> TASK INPUT
--- START ---
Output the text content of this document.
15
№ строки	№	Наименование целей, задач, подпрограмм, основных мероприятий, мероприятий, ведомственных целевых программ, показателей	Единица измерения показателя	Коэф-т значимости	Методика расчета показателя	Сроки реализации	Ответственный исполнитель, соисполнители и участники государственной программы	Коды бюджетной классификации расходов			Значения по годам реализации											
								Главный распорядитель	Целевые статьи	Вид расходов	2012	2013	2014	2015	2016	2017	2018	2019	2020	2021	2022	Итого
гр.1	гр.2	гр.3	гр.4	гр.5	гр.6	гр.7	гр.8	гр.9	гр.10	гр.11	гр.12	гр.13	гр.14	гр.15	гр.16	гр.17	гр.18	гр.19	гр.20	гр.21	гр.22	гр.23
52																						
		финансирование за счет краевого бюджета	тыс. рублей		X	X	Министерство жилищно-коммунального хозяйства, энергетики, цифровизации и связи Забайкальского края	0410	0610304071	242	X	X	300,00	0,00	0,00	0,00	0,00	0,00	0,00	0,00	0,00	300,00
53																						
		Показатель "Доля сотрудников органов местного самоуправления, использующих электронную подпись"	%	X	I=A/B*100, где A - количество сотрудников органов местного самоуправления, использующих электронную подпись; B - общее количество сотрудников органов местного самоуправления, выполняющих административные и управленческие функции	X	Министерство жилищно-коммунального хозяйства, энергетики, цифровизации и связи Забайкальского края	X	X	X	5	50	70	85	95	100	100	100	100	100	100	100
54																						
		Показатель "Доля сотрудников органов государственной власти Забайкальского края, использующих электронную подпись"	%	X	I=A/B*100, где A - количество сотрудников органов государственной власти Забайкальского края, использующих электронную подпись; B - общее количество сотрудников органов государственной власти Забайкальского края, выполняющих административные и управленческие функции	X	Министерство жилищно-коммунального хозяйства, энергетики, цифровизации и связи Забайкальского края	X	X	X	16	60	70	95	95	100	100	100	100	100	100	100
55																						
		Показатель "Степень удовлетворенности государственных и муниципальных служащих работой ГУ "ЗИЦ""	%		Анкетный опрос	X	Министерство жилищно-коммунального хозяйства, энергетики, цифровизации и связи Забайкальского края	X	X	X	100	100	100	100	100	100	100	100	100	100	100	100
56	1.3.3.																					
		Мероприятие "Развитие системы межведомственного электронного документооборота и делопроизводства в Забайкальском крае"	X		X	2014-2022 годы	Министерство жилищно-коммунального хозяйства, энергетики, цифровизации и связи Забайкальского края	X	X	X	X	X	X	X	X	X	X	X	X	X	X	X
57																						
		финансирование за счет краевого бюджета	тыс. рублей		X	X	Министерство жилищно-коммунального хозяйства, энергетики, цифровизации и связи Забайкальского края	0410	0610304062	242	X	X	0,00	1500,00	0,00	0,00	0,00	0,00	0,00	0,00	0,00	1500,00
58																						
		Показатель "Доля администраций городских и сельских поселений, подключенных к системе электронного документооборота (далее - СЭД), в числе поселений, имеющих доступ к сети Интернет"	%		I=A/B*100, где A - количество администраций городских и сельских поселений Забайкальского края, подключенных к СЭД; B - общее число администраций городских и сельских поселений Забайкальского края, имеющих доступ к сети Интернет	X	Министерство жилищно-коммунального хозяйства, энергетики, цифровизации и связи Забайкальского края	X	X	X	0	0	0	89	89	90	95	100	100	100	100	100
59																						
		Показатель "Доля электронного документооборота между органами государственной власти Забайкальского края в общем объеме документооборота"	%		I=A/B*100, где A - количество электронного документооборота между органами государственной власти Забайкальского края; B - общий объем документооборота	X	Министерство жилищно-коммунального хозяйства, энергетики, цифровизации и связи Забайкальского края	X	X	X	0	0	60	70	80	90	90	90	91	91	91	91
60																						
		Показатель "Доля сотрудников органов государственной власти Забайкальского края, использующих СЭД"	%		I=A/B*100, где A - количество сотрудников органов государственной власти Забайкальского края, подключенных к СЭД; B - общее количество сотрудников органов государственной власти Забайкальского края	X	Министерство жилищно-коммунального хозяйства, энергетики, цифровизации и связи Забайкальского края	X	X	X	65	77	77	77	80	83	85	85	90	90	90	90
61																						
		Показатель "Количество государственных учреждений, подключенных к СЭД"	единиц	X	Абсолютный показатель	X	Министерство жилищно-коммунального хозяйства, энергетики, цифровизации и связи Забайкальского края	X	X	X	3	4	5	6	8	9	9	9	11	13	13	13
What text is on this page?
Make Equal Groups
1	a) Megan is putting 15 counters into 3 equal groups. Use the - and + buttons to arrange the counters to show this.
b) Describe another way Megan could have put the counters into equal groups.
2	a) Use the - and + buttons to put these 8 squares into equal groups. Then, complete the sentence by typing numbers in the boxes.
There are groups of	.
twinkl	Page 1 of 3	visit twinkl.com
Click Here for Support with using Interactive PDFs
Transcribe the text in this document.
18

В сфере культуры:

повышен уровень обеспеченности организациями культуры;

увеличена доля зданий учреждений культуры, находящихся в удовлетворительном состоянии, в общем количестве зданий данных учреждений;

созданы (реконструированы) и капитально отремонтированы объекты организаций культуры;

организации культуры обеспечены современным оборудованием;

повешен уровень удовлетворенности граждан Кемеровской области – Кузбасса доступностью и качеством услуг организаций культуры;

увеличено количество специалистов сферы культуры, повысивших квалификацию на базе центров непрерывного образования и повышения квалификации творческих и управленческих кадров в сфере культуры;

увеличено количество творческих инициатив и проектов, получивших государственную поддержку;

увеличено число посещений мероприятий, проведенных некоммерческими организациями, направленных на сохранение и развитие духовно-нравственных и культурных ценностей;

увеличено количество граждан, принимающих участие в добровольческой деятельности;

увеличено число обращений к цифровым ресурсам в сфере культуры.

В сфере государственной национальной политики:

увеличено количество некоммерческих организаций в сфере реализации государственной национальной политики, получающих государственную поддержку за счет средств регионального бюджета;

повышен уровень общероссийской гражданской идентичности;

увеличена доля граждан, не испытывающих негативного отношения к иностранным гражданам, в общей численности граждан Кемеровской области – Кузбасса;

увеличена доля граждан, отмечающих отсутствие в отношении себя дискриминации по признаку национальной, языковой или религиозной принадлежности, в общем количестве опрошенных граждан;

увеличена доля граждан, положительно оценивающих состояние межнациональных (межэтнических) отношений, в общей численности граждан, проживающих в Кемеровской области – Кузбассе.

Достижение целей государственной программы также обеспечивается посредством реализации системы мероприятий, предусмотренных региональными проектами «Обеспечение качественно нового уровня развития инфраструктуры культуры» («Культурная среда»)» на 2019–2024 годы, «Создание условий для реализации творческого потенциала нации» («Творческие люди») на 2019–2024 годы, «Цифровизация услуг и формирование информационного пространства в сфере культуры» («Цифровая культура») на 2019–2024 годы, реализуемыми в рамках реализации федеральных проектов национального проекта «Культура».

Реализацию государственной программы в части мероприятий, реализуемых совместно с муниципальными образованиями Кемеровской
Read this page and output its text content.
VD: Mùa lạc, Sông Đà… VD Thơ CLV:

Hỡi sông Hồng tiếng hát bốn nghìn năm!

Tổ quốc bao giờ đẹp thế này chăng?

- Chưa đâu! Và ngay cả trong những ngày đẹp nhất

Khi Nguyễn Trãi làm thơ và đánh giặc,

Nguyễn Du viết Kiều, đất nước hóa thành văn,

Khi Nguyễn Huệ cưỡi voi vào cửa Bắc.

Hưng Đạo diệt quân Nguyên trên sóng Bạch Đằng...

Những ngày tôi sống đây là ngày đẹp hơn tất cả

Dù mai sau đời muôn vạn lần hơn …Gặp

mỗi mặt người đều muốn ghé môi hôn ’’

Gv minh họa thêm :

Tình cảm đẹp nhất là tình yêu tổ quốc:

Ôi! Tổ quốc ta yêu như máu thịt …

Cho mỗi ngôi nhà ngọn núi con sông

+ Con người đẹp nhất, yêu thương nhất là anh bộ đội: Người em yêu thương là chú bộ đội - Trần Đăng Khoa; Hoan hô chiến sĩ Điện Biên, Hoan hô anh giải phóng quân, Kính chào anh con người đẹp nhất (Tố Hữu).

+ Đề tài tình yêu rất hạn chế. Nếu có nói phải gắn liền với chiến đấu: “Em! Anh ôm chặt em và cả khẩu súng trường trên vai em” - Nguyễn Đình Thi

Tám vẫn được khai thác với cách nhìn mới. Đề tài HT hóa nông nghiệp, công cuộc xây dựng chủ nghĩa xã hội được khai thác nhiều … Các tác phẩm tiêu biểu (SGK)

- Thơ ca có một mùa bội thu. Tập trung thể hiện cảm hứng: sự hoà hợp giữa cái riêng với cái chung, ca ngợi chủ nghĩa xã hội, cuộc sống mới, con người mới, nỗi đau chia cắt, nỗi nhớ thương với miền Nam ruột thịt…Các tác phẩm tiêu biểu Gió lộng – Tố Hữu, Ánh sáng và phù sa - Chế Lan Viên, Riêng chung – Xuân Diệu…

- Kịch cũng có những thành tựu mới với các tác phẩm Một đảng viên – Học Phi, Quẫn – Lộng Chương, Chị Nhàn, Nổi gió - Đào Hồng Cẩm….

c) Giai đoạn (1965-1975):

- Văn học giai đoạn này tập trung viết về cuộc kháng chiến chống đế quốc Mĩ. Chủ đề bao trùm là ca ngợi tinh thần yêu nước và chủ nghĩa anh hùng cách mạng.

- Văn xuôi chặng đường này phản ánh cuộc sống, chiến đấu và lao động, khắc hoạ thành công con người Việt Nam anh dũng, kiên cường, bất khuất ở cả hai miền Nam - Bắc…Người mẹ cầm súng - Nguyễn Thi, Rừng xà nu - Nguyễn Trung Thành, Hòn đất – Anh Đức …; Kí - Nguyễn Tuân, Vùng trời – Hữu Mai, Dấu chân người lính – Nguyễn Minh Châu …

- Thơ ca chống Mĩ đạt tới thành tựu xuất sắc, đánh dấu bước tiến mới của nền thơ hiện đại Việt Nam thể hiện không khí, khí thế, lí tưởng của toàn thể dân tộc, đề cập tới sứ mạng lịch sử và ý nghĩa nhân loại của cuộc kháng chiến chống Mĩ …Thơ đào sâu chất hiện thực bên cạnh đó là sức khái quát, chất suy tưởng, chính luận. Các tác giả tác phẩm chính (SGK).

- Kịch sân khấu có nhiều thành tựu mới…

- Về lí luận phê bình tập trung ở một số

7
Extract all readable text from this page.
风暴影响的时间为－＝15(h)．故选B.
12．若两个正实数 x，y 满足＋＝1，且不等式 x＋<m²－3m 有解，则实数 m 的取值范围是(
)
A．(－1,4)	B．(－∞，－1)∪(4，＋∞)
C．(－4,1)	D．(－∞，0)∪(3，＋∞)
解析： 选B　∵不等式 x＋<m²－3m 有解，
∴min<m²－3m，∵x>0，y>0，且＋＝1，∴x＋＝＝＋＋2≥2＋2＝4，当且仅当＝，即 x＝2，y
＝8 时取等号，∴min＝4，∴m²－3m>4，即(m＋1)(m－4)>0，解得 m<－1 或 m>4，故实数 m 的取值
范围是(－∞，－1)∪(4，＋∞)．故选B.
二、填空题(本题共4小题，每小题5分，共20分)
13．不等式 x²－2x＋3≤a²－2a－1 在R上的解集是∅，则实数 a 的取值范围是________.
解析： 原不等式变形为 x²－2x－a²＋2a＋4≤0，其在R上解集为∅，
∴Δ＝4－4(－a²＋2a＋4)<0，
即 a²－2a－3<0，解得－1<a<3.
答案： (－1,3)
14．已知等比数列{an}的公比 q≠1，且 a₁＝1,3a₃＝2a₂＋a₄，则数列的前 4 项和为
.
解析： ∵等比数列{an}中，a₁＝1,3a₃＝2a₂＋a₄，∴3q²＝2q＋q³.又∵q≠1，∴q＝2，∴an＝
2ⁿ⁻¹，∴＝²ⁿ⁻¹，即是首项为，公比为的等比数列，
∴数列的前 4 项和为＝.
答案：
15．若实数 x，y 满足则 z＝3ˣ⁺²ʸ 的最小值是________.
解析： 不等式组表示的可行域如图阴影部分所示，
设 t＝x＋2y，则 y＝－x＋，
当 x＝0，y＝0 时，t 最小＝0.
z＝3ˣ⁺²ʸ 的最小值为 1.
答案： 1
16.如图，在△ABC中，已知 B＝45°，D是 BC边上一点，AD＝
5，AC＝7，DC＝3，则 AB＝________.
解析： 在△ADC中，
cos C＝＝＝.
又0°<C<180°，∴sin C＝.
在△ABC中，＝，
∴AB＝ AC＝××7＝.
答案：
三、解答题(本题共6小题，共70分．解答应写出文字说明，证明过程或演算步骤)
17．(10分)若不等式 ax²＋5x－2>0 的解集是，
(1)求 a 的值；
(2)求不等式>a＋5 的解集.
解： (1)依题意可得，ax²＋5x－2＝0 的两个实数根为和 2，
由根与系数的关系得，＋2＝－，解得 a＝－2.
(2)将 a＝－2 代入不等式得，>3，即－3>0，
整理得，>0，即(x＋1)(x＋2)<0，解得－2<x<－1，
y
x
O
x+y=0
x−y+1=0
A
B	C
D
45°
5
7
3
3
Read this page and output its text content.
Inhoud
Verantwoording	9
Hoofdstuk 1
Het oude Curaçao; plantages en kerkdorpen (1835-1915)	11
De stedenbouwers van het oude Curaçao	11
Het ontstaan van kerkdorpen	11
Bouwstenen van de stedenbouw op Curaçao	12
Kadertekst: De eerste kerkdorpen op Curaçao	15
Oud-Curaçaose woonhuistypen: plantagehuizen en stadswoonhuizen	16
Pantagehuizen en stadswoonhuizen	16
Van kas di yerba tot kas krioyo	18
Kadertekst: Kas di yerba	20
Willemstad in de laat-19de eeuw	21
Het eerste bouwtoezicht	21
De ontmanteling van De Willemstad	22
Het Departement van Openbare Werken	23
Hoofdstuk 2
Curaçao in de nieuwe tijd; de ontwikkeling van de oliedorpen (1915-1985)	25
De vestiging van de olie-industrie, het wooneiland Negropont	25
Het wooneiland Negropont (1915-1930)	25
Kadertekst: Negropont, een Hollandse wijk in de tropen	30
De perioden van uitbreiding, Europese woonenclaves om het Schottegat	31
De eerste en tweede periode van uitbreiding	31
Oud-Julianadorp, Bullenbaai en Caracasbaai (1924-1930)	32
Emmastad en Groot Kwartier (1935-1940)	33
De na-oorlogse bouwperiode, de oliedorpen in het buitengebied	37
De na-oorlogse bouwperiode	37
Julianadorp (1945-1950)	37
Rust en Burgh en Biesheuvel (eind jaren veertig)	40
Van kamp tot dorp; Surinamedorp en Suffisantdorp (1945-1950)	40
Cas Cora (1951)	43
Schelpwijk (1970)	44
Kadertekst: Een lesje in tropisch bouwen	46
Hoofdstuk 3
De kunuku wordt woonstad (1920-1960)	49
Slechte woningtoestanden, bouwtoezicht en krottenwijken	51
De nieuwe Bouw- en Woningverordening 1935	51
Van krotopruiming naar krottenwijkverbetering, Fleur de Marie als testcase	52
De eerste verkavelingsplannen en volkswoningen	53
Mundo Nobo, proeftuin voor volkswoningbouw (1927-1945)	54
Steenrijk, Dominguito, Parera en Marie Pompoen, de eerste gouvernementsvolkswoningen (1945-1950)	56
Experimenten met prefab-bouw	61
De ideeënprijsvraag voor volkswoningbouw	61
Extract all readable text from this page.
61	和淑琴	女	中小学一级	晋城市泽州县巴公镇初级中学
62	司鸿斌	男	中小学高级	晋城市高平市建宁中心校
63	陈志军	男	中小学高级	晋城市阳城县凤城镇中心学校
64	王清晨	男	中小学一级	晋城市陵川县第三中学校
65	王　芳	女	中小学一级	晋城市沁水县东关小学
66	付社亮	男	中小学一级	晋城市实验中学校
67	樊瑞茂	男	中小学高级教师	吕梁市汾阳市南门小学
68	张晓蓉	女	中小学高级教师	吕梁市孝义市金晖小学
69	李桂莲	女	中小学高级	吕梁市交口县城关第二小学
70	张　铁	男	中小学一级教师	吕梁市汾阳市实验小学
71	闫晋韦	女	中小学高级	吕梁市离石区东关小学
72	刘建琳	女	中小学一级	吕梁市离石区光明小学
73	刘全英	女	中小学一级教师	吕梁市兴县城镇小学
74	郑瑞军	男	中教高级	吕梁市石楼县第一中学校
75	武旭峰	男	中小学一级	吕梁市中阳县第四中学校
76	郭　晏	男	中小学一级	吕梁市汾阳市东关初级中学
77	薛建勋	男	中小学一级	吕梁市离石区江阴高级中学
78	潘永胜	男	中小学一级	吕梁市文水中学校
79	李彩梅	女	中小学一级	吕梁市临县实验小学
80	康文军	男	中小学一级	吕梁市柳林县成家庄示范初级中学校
--- END ---
> EXERCISE TASK
Copy out every line of the material above that mentions the word "бюджета".

> OUTPUT FOR THIS TASK
		финансирование за счет краевого бюджета	тыс. рублей		X	X	Министерство жилищно-коммунального хозяйства, энергетики, цифровизации и связи Забайкальского края	0410	0610304071	242	X	X	300,00	0,00	0,00	0,00	0,00	0,00	0,00	0,00	0,00	300,00
		финансирование за счет краевого бюджета	тыс. рублей		X	X	Министерство жилищно-коммунального хозяйства, энергетики, цифровизации и связи Забайкальского края	0410	0610304062	242	X	X	0,00	1500,00	0,00	0,00	0,00	0,00	0,00	0,00	0,00	1500,00
увеличено количество некоммерческих организаций в сфере реализации государственной национальной политики, получающих государственную поддержку за счет средств регионального бюджета;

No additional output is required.